> _Brief_: Find how many lines contain the word "JSON" and state that number alone.
□ □ □ □ □ □ □
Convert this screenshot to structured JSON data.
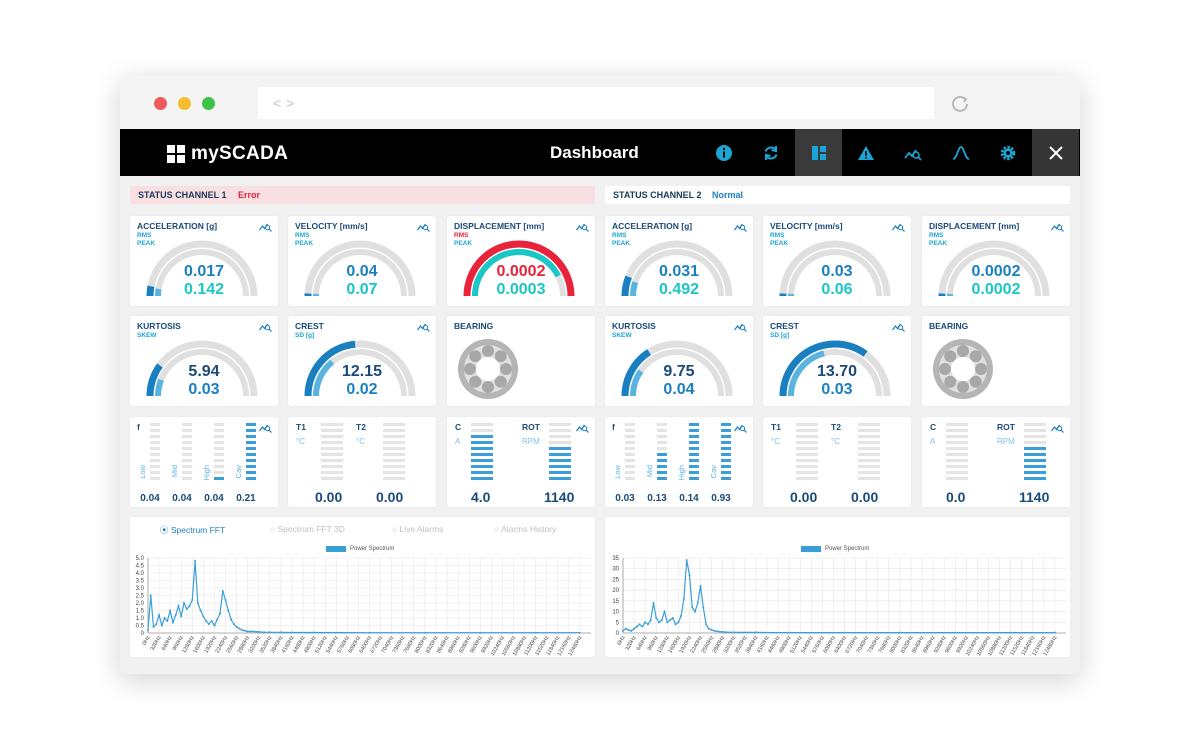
{
  "app": {
    "logo": "mySCADA",
    "title": "Dashboard"
  },
  "browser": {
    "back": "<",
    "forward": ">"
  },
  "nav": [
    {
      "name": "info-icon"
    },
    {
      "name": "refresh-icon"
    },
    {
      "name": "dashboard-icon"
    },
    {
      "name": "alarm-warning-icon"
    },
    {
      "name": "trend-search-icon"
    },
    {
      "name": "bell-curve-icon"
    },
    {
      "name": "gear-icon"
    },
    {
      "name": "close-icon"
    }
  ],
  "colors": {
    "accent": "#1aa5d6",
    "dark_blue": "#1a7fc1",
    "alarm": "#e8233b",
    "teal": "#1ac6c6",
    "gauge_bg": "#e0e0e0"
  },
  "channels": [
    {
      "status_label": "STATUS CHANNEL 1",
      "status_value": "Error",
      "acceleration": {
        "title": "ACCELERATION [g]",
        "sub1": "RMS",
        "sub2": "PEAK",
        "v1": "0.017",
        "v2": "0.142",
        "fraction": 0.06
      },
      "velocity": {
        "title": "VELOCITY [mm/s]",
        "sub1": "RMS",
        "sub2": "PEAK",
        "v1": "0.04",
        "v2": "0.07",
        "fraction": 0.01
      },
      "displacement": {
        "title": "DISPLACEMENT [mm]",
        "sub1": "RMS",
        "sub2": "PEAK",
        "v1": "0.0002",
        "v2": "0.0003",
        "fraction": 1.0,
        "alarm": true
      },
      "kurtosis": {
        "title": "KURTOSIS",
        "sub1": "SKEW",
        "v1": "5.94",
        "v2": "0.03",
        "fraction": 0.2
      },
      "crest": {
        "title": "CREST",
        "sub1": "SD [g]",
        "v1": "12.15",
        "v2": "0.02",
        "fraction": 0.47
      },
      "bearing": {
        "title": "BEARING"
      },
      "freq": {
        "head": "f",
        "labels": [
          "Low",
          "Mid",
          "High",
          "Cav"
        ],
        "values": [
          "0.04",
          "0.04",
          "0.04",
          "0.21"
        ],
        "levels": [
          0.0,
          0.0,
          0.1,
          1.0
        ]
      },
      "temp": {
        "t1": "T1",
        "t2": "T2",
        "unit1": "°C",
        "unit2": "°C",
        "v1": "0.00",
        "v2": "0.00",
        "levels": [
          0.0,
          0.0
        ]
      },
      "rot": {
        "c": "C",
        "rot": "ROT",
        "unit1": "A",
        "unit2": "RPM",
        "v1": "4.0",
        "v2": "1140",
        "levels": [
          0.8,
          0.6
        ]
      },
      "tabs": [
        "Spectrum FFT",
        "Spectrum FFT 3D",
        "Live Alarms",
        "Alarms History"
      ],
      "chart_data": {
        "type": "line",
        "legend": "Power Spectrum",
        "y_ticks": [
          "5.0",
          "4.5",
          "4.0",
          "3.5",
          "3.0",
          "2.5",
          "2.0",
          "1.5",
          "1.0",
          "0.5",
          "0"
        ],
        "ylim": [
          0,
          5.0
        ],
        "x_ticks": [
          "0Hz",
          "320Hz",
          "640Hz",
          "960Hz",
          "1280Hz",
          "1600Hz",
          "1920Hz",
          "2240Hz",
          "2560Hz",
          "2880Hz",
          "3200Hz",
          "3520Hz",
          "3840Hz",
          "4160Hz",
          "4480Hz",
          "4800Hz",
          "5120Hz",
          "5440Hz",
          "5760Hz",
          "6080Hz",
          "6400Hz",
          "6720Hz",
          "7040Hz",
          "7360Hz",
          "7680Hz",
          "8000Hz",
          "8320Hz",
          "8640Hz",
          "8960Hz",
          "9280Hz",
          "9600Hz",
          "9920Hz",
          "10240Hz",
          "10560Hz",
          "10880Hz",
          "11200Hz",
          "11520Hz",
          "11840Hz",
          "12160Hz",
          "12480Hz"
        ],
        "x": [
          0,
          80,
          160,
          240,
          320,
          400,
          480,
          560,
          640,
          720,
          800,
          880,
          960,
          1040,
          1120,
          1200,
          1280,
          1360,
          1440,
          1520,
          1600,
          1680,
          1760,
          1840,
          1920,
          2000,
          2080,
          2160,
          2240,
          2320,
          2400,
          2480,
          2560,
          2640,
          2720,
          2800,
          2880,
          2960,
          3040,
          3120,
          3200,
          3360,
          3520,
          3840,
          4160,
          4800,
          6400,
          8000,
          9600,
          11200,
          12480
        ],
        "y": [
          0.2,
          2.5,
          0.4,
          0.6,
          1.2,
          0.5,
          1.0,
          0.8,
          1.5,
          0.7,
          1.2,
          1.8,
          1.1,
          2.0,
          1.6,
          1.8,
          2.2,
          4.8,
          2.0,
          1.5,
          1.1,
          0.8,
          0.6,
          0.8,
          0.5,
          0.9,
          1.3,
          2.8,
          2.2,
          1.5,
          0.9,
          0.6,
          0.4,
          0.3,
          0.2,
          0.15,
          0.1,
          0.1,
          0.1,
          0.08,
          0.08,
          0.05,
          0.05,
          0.04,
          0.03,
          0.03,
          0.02,
          0.02,
          0.02,
          0.02,
          0.02
        ]
      }
    },
    {
      "status_label": "STATUS CHANNEL 2",
      "status_value": "Normal",
      "acceleration": {
        "title": "ACCELERATION [g]",
        "sub1": "RMS",
        "sub2": "PEAK",
        "v1": "0.031",
        "v2": "0.492",
        "fraction": 0.12
      },
      "velocity": {
        "title": "VELOCITY [mm/s]",
        "sub1": "RMS",
        "sub2": "PEAK",
        "v1": "0.03",
        "v2": "0.06",
        "fraction": 0.01
      },
      "displacement": {
        "title": "DISPLACEMENT [mm]",
        "sub1": "RMS",
        "sub2": "PEAK",
        "v1": "0.0002",
        "v2": "0.0002",
        "fraction": 0.01,
        "alarm": false
      },
      "kurtosis": {
        "title": "KURTOSIS",
        "sub1": "SKEW",
        "v1": "9.75",
        "v2": "0.04",
        "fraction": 0.32
      },
      "crest": {
        "title": "CREST",
        "sub1": "SD [g]",
        "v1": "13.70",
        "v2": "0.03",
        "fraction": 0.7
      },
      "bearing": {
        "title": "BEARING"
      },
      "freq": {
        "head": "f",
        "labels": [
          "Low",
          "Mid",
          "High",
          "Cav"
        ],
        "values": [
          "0.03",
          "0.13",
          "0.14",
          "0.93"
        ],
        "levels": [
          0.0,
          0.5,
          1.0,
          1.0
        ]
      },
      "temp": {
        "t1": "T1",
        "t2": "T2",
        "unit1": "°C",
        "unit2": "°C",
        "v1": "0.00",
        "v2": "0.00",
        "levels": [
          0.0,
          0.0
        ]
      },
      "rot": {
        "c": "C",
        "rot": "ROT",
        "unit1": "A",
        "unit2": "RPM",
        "v1": "0.0",
        "v2": "1140",
        "levels": [
          0.0,
          0.6
        ]
      },
      "tabs": [],
      "chart_data": {
        "type": "line",
        "legend": "Power Spectrum",
        "y_ticks": [
          "35",
          "30",
          "25",
          "20",
          "15",
          "10",
          "5",
          "0"
        ],
        "ylim": [
          0,
          35
        ],
        "x_ticks": [
          "0Hz",
          "320Hz",
          "640Hz",
          "960Hz",
          "1280Hz",
          "1600Hz",
          "1920Hz",
          "2240Hz",
          "2560Hz",
          "2880Hz",
          "3200Hz",
          "3520Hz",
          "3840Hz",
          "4160Hz",
          "4480Hz",
          "4800Hz",
          "5120Hz",
          "5440Hz",
          "5760Hz",
          "6080Hz",
          "6400Hz",
          "6720Hz",
          "7040Hz",
          "7360Hz",
          "7680Hz",
          "8000Hz",
          "8320Hz",
          "8640Hz",
          "8960Hz",
          "9280Hz",
          "9600Hz",
          "9920Hz",
          "10240Hz",
          "10560Hz",
          "10880Hz",
          "11200Hz",
          "11520Hz",
          "11840Hz",
          "12160Hz",
          "12480Hz"
        ],
        "x": [
          0,
          80,
          160,
          240,
          320,
          400,
          480,
          560,
          640,
          720,
          800,
          880,
          960,
          1040,
          1120,
          1200,
          1280,
          1360,
          1440,
          1520,
          1600,
          1680,
          1760,
          1840,
          1920,
          2000,
          2080,
          2160,
          2240,
          2320,
          2400,
          2480,
          2560,
          2640,
          2720,
          2800,
          2880,
          2960,
          3200,
          3840,
          4800,
          6400,
          8000,
          9600,
          11200,
          12480
        ],
        "y": [
          1,
          2,
          1.5,
          1,
          2,
          3,
          4,
          3,
          5,
          4,
          6,
          14,
          7,
          5,
          6,
          10,
          5,
          6,
          7,
          4,
          5,
          8,
          16,
          34,
          27,
          12,
          10,
          14,
          22,
          12,
          4,
          2,
          1.5,
          1,
          0.8,
          0.6,
          0.5,
          0.4,
          0.3,
          0.3,
          0.2,
          0.2,
          0.2,
          0.2,
          0.2,
          0.2
        ]
      }
    }
  ]
}
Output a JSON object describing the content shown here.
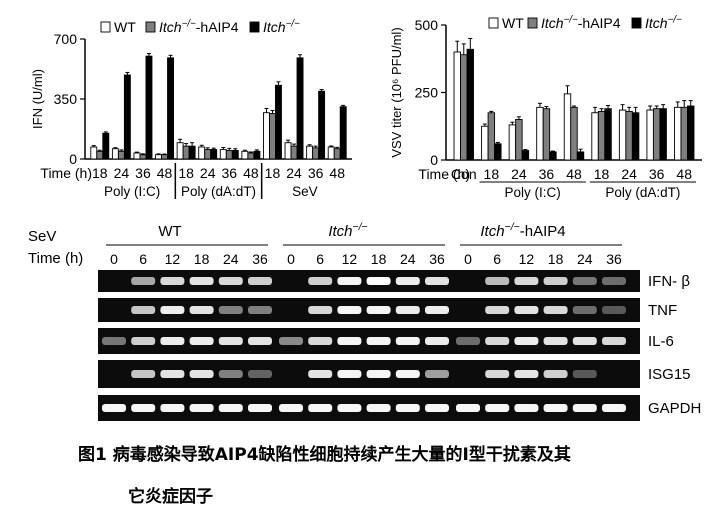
□ □ □ □ □ □ □
> _Exercise solution_: 2